Work task - Your task is to copy each line of the listing that contains the word "when".

Input records Block Start

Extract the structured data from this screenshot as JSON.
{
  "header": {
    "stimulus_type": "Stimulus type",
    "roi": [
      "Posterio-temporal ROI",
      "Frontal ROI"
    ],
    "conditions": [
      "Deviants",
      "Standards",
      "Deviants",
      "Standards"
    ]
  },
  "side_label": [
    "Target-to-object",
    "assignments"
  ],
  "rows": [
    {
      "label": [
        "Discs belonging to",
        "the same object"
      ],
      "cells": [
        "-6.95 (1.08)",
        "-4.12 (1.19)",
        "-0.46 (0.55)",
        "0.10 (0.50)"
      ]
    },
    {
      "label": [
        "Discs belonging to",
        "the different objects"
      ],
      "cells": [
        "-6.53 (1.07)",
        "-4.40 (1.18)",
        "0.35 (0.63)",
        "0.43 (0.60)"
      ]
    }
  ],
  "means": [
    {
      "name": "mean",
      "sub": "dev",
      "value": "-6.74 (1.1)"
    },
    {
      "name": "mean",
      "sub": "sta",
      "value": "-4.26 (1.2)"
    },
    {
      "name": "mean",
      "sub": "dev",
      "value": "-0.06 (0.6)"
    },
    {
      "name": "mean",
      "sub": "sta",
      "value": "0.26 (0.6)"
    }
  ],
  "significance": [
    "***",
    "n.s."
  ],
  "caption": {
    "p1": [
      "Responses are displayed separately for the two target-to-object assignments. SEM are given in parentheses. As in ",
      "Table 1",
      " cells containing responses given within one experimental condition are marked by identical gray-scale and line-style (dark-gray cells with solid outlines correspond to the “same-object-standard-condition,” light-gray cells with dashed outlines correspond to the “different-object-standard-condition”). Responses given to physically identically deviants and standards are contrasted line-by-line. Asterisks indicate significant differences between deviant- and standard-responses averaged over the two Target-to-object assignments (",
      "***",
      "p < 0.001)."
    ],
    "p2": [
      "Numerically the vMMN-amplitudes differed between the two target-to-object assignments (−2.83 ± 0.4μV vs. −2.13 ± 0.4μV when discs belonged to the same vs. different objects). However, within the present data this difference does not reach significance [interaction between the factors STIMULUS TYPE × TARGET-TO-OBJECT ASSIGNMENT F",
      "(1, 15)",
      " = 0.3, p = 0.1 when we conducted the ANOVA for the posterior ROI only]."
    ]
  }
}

Input records Block End
Input records Block Start

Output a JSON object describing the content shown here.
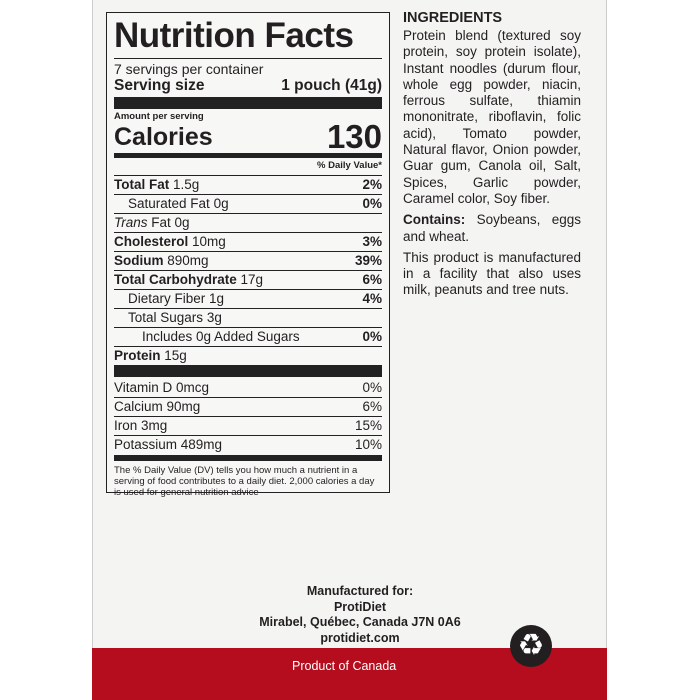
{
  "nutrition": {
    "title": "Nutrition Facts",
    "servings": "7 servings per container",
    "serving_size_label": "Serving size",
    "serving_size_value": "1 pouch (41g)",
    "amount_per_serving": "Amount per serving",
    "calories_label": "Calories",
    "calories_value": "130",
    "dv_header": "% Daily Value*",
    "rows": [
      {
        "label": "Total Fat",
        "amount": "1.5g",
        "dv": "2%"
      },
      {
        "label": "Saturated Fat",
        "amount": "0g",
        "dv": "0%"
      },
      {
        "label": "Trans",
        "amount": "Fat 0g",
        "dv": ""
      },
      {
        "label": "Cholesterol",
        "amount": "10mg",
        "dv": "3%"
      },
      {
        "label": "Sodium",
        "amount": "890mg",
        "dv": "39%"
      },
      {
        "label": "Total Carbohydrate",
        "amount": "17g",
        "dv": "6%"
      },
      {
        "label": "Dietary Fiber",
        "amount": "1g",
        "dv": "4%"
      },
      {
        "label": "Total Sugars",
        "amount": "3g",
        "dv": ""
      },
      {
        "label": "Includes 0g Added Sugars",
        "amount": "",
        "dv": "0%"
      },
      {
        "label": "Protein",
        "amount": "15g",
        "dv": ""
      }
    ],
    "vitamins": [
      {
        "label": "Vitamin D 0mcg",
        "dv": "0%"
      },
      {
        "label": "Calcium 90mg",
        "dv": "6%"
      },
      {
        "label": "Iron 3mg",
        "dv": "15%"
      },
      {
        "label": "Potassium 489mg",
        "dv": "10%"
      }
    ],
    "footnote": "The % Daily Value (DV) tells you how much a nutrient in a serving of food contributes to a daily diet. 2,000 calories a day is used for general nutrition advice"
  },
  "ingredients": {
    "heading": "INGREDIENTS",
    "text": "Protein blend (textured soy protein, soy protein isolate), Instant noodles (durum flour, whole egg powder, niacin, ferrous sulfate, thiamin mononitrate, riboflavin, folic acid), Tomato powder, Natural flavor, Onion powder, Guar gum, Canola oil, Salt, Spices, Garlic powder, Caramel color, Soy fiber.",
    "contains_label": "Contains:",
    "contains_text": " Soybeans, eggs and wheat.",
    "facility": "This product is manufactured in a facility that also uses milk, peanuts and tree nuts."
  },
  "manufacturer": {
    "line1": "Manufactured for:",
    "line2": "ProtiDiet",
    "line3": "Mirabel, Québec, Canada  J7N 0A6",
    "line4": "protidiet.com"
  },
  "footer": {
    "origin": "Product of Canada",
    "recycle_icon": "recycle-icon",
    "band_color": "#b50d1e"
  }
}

Input records Block End

Answer area -
      "Numerically the vMMN-amplitudes differed between the two target-to-object assignments (−2.83 ± 0.4μV vs. −2.13 ± 0.4μV when discs belonged to the same vs. different objects). However, within the present data this difference does not reach significance [interaction between the factors STIMULUS TYPE × TARGET-TO-OBJECT ASSIGNMENT F",
      " = 0.3, p = 0.1 when we conducted the ANOVA for the posterior ROI only]."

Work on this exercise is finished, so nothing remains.